____ SOURCE EXTRACT

An intermediate element may be mechanically coupled to an external system that may be configured to assist in an extraction of the pool cleaning robot from the pool; wherein the pool cleaning robot may be configured to perform the movement of the intermediate element between the first position and the second position based on a command from the system.

An intermediate element may be mechanically coupled to the external system via a cable; and wherein the movement of the intermediate element between the first position and the second position may be responsive to a tension of the cable.

The pool cleaning robot may include a motor that may be configured to assist in propelling the pool cleaning robot during the exit process.

The pool cleaning robot may include a winch that may be configured to propel the pool cleaning robot during the exit process.

The pool cleaning robot may include at least one aperture for draining fluid from the pool cleaning robot during the exit process; and a controller that may be configured to affect a timing of at least one phase of the exit process based upon an estimated or an actual amount of the fluid within the pool cleaning robot.

________

■ **WHAT IS ASKED**
**1.** According to the pool cleaning robot text, what is the aperture in the robot for?
**2.** Quote the records from their first line up to and including the line with "grid-point xyxy=(464,704,468,708)".
The records are unrelated to the pool cleaning robot text.

____ DATA SECTION

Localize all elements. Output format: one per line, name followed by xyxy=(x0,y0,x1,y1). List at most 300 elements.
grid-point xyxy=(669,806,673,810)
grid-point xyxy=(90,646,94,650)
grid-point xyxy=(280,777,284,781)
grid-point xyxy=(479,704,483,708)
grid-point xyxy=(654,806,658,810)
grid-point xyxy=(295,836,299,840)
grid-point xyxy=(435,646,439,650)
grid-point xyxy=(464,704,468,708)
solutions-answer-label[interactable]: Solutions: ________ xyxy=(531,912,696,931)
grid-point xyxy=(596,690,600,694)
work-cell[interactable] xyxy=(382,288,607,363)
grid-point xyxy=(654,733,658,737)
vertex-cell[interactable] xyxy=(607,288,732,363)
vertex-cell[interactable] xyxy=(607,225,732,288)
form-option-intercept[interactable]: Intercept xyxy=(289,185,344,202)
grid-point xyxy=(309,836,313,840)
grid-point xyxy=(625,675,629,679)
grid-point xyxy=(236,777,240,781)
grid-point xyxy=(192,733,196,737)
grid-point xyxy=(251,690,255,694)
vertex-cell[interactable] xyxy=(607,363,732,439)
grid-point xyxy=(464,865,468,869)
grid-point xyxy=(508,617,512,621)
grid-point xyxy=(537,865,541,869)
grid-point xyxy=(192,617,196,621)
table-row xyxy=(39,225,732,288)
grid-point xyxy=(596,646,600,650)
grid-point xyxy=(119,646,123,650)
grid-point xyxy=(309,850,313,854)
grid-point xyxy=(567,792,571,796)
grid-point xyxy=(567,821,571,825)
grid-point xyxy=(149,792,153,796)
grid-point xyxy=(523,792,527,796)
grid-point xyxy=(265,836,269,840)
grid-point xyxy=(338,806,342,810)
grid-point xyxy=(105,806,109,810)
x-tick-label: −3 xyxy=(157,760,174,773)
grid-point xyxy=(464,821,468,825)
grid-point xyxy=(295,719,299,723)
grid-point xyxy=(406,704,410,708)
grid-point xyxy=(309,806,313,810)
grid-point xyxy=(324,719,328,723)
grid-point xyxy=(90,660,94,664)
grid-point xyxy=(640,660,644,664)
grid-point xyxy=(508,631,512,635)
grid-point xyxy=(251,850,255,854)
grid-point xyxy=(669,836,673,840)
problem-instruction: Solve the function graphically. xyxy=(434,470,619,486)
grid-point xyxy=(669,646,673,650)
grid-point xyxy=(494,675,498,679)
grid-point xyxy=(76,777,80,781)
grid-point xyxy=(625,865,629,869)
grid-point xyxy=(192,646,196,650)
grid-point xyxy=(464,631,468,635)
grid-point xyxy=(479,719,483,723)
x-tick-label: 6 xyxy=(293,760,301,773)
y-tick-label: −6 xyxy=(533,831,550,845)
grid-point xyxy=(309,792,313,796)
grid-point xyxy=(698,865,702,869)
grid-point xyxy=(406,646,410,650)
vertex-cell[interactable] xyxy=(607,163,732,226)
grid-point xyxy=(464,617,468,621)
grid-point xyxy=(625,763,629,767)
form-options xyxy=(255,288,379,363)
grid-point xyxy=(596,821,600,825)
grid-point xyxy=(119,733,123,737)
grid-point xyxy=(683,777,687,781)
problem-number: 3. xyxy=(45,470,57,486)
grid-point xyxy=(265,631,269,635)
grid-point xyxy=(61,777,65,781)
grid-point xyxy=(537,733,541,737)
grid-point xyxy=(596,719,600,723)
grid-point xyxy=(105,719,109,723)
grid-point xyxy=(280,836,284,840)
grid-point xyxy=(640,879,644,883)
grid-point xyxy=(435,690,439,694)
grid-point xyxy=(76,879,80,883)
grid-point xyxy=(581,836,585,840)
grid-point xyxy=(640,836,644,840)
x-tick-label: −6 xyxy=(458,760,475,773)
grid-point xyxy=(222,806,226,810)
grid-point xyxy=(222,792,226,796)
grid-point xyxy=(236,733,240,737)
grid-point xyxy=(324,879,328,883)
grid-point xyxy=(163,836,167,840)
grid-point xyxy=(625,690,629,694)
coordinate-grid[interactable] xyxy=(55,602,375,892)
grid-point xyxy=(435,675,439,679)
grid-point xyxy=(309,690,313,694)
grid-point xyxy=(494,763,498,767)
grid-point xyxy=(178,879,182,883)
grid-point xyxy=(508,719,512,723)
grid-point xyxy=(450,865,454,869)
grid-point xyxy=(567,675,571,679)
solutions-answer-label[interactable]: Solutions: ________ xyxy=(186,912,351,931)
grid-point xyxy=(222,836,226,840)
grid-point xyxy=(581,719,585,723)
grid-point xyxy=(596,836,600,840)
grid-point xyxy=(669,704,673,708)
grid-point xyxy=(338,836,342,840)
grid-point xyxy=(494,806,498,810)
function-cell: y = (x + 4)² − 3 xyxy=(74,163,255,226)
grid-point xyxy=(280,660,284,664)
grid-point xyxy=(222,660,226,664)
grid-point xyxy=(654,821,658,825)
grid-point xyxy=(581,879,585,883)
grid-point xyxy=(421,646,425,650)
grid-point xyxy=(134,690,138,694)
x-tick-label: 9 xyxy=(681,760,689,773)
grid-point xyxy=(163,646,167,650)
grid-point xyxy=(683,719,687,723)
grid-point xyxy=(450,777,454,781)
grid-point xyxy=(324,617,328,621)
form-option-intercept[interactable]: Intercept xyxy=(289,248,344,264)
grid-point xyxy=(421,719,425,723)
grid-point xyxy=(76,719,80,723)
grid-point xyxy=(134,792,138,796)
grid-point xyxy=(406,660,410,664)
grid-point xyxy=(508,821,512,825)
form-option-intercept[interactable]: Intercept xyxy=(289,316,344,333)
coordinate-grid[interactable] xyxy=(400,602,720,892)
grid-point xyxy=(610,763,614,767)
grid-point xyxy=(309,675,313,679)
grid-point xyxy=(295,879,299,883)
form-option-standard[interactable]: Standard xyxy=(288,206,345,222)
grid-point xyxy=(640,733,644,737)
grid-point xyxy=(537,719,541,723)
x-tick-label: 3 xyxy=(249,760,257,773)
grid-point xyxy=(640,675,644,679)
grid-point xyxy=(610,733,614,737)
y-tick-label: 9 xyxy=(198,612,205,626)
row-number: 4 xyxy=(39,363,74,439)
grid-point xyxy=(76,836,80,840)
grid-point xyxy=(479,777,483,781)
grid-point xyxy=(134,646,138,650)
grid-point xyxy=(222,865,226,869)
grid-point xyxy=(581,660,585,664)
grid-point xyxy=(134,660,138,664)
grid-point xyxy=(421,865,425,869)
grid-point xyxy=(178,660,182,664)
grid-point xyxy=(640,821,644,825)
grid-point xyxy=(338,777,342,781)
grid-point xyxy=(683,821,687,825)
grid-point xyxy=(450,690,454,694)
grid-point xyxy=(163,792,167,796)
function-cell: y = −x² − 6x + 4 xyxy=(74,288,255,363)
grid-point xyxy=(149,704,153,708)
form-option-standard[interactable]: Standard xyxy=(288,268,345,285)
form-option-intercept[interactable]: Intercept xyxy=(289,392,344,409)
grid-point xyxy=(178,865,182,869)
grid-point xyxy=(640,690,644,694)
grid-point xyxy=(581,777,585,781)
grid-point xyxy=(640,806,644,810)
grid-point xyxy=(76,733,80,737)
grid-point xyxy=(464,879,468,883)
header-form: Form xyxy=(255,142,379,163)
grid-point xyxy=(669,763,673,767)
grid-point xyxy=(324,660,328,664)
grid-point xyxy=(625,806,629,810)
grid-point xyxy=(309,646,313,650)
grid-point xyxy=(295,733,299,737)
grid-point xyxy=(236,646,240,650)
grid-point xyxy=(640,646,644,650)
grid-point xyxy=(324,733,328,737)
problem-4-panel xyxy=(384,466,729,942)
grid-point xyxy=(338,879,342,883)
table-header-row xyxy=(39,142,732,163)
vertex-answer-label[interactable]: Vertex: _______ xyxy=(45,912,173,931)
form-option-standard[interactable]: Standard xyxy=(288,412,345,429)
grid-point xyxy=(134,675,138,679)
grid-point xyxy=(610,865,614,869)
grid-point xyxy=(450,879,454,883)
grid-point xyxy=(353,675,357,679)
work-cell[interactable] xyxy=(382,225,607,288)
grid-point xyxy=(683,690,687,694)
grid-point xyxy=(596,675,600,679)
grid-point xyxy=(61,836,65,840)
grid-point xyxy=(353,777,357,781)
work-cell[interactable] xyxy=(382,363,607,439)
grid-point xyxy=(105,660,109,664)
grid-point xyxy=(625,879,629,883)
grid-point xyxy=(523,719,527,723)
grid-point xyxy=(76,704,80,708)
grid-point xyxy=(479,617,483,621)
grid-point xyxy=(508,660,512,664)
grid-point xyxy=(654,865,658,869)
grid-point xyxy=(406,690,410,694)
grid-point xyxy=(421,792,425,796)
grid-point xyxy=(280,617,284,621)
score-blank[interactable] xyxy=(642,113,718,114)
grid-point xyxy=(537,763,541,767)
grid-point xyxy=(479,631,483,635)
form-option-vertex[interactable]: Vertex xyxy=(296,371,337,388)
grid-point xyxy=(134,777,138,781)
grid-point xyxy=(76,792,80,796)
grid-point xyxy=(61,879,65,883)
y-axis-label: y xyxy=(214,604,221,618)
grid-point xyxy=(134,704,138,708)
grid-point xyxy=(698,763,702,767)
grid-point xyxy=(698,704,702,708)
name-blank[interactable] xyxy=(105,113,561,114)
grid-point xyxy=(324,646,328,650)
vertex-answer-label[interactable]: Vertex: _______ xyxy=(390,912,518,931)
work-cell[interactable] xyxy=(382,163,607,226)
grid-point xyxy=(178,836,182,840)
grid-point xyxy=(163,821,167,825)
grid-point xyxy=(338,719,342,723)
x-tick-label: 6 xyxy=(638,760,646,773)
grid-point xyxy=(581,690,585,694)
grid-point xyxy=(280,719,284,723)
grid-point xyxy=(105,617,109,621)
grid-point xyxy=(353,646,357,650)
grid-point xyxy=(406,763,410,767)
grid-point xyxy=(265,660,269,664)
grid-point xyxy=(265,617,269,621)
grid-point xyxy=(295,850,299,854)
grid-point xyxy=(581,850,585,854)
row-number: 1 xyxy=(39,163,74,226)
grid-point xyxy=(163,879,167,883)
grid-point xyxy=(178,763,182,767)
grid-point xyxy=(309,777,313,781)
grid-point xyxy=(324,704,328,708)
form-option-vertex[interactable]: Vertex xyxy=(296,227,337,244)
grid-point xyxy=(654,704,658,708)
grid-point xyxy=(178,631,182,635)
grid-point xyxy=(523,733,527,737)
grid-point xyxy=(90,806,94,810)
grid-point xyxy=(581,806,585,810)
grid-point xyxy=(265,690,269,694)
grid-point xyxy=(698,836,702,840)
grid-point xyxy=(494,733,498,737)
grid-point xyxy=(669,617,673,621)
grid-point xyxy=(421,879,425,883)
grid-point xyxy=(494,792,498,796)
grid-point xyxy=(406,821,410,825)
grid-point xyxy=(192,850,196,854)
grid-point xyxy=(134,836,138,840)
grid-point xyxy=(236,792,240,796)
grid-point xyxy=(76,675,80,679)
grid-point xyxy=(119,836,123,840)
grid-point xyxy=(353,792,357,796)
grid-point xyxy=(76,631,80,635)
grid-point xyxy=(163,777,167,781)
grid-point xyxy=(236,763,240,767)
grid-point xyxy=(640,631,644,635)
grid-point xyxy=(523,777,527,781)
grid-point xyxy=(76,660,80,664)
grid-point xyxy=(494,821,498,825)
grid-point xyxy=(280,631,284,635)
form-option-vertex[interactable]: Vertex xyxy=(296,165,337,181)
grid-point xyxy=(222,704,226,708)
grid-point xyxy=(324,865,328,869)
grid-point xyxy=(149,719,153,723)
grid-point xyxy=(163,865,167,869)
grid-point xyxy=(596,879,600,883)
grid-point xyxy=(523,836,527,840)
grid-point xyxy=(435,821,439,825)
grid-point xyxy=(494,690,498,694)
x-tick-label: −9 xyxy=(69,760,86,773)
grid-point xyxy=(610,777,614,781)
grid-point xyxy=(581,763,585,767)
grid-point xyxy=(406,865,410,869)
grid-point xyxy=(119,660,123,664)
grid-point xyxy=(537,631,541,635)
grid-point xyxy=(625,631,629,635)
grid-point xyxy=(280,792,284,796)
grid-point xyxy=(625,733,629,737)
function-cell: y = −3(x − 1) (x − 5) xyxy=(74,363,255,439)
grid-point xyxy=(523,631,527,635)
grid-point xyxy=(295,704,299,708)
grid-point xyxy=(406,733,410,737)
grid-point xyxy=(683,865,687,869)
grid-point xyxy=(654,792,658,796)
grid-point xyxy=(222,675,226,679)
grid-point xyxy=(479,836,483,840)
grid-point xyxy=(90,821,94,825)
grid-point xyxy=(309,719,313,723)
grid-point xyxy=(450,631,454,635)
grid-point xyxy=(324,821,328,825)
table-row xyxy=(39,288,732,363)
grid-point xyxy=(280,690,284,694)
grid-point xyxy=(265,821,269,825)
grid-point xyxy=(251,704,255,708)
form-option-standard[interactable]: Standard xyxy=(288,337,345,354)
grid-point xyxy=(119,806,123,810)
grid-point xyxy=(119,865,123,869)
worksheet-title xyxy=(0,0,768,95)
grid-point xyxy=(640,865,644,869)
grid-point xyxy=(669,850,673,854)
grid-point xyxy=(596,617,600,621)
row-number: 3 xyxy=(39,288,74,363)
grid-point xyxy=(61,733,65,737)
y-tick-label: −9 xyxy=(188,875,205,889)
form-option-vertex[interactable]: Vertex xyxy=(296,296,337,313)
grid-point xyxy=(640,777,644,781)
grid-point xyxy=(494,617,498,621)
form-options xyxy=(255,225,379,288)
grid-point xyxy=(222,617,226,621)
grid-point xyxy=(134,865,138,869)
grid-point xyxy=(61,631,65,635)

________

■ **ANSWERS TO EACH TASK**
**1.** It drains fluid from the pool cleaning robot during the exit process.

**2.**
Localize all elements. Output format: one per line, name followed by xyxy=(x0,y0,x1,y1). List at most 300 elements.
grid-point xyxy=(669,806,673,810)
grid-point xyxy=(90,646,94,650)
grid-point xyxy=(280,777,284,781)
grid-point xyxy=(479,704,483,708)
grid-point xyxy=(654,806,658,810)
grid-point xyxy=(295,836,299,840)
grid-point xyxy=(435,646,439,650)
grid-point xyxy=(464,704,468,708)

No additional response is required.